#### REQUIREMENT:
According to the worked math solution below, what value does 14 @ 13 come to?

#### DOCUMENT PASSAGE:
`x"@"y=(x+y)^(2)`
`x#y=(x-y)^(2)`
Find the value of `516#(14"@"13)):`

To solve the problem, we need to evaluate the expression \( 516 \# (14 \, @ \, 13) \) using the defined operations \( x \, @ \, y = (x + y)^2 \) and \( x \# y = (x - y)^2 \). ### Step 1: Calculate \( 14 \, @ \, 13 \) Using the operation \( x \, @ \, y = (x + y)^2 \): 1. Substitute \( x = 14 \) and \( y = 13 \): \[ 14 \, @ \, 13 = (14 + 13)^2 \] 2. Calculate \( 14 + 13 \): \[ 14 + 13 = 27 \] 3. Now square the result: \[ (27)^2 = 729 \] So, \( 14 \, @ \, 13 = 729 \). ### Step 2: Calculate \( 516 \# 729 \) Now we need to use the operation \( x \# y = (x - y)^2 \): 1. Substitute \( x = 516 \) and \( y = 729 \): \[ 516 \# 729 = (516 - 729)^2 \] 2. Calculate \( 516 - 729 \): \[ 516 - 729 = -213 \] 3. Now square the result: \[ (-213)^2 = 45369 \] So, \( 516 \# 729 = 45369 \). ### Final Answer The value of \( 516 \# (14 \, @ \, 13) \) is \( 45369 \). ---

#### DATASET:
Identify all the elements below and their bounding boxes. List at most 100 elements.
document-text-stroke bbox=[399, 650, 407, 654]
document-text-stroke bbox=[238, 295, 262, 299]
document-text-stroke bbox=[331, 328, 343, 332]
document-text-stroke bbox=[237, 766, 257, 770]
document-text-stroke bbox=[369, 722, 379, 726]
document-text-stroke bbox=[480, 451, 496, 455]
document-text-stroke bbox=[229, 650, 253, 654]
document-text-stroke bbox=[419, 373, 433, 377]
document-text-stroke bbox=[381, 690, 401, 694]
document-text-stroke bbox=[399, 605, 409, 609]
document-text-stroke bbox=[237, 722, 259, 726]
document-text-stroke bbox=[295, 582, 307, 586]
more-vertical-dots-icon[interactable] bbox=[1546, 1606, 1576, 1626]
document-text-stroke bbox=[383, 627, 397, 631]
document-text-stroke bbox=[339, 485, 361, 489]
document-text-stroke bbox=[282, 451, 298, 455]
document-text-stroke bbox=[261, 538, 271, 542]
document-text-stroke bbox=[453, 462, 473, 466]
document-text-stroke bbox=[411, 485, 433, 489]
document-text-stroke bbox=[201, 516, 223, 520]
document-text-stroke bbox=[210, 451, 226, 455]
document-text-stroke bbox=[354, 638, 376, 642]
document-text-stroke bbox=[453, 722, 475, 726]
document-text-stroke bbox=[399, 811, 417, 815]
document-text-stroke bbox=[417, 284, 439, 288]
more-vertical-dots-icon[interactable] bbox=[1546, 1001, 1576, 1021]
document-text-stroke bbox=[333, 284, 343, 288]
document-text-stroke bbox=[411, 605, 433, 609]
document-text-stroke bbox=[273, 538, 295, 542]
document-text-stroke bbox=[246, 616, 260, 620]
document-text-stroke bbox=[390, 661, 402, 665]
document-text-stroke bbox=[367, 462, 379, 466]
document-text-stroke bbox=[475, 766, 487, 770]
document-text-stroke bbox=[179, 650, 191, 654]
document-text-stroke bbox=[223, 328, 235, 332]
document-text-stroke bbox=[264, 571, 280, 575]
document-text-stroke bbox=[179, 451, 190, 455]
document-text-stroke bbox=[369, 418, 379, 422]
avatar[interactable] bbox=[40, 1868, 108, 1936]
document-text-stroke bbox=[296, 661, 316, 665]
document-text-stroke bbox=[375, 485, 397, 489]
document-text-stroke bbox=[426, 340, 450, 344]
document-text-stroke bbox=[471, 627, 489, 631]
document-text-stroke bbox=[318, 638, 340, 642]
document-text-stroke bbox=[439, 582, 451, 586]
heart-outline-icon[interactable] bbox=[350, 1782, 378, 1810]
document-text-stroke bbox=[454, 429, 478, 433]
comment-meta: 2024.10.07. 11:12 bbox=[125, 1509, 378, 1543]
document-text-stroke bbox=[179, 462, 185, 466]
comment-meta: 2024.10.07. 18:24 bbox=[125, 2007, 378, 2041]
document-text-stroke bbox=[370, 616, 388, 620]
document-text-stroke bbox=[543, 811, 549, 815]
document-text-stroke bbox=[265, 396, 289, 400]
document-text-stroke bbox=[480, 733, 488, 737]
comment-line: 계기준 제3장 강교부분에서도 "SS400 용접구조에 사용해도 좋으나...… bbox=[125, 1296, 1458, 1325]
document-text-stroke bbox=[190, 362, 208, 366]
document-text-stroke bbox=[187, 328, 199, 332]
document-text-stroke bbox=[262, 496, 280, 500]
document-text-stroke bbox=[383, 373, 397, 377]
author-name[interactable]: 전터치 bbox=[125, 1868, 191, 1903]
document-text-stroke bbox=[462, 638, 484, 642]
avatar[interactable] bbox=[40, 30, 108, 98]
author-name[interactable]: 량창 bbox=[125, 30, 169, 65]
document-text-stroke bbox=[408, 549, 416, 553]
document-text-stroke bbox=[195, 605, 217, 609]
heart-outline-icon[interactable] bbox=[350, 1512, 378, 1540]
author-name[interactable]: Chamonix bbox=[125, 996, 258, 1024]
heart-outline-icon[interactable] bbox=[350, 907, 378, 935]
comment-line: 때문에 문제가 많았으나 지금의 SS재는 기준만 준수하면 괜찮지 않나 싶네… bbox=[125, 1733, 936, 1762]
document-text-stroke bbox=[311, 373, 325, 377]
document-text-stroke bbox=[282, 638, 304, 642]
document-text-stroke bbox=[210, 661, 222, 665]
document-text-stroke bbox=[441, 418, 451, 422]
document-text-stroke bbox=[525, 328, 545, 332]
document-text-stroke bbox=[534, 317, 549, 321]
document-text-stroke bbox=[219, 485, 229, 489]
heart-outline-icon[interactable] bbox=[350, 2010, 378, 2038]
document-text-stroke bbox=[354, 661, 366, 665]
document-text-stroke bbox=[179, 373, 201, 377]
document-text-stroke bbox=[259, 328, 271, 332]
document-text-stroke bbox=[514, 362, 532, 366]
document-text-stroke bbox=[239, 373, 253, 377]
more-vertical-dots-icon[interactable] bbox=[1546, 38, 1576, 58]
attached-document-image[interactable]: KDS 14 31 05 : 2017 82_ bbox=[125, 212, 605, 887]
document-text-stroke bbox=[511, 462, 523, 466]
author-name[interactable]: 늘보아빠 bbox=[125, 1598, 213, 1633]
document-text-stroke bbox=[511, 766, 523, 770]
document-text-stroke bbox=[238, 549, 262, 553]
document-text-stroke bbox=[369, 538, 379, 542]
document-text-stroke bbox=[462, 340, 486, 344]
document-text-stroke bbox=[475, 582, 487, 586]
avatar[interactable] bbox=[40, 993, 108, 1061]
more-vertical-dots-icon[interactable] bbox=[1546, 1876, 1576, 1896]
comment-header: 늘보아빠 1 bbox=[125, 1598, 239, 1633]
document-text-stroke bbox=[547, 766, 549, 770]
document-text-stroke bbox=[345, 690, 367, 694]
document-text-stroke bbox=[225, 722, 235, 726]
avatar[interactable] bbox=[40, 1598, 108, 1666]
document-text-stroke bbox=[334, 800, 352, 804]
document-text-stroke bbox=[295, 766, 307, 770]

#### ANSWER SPACE:
729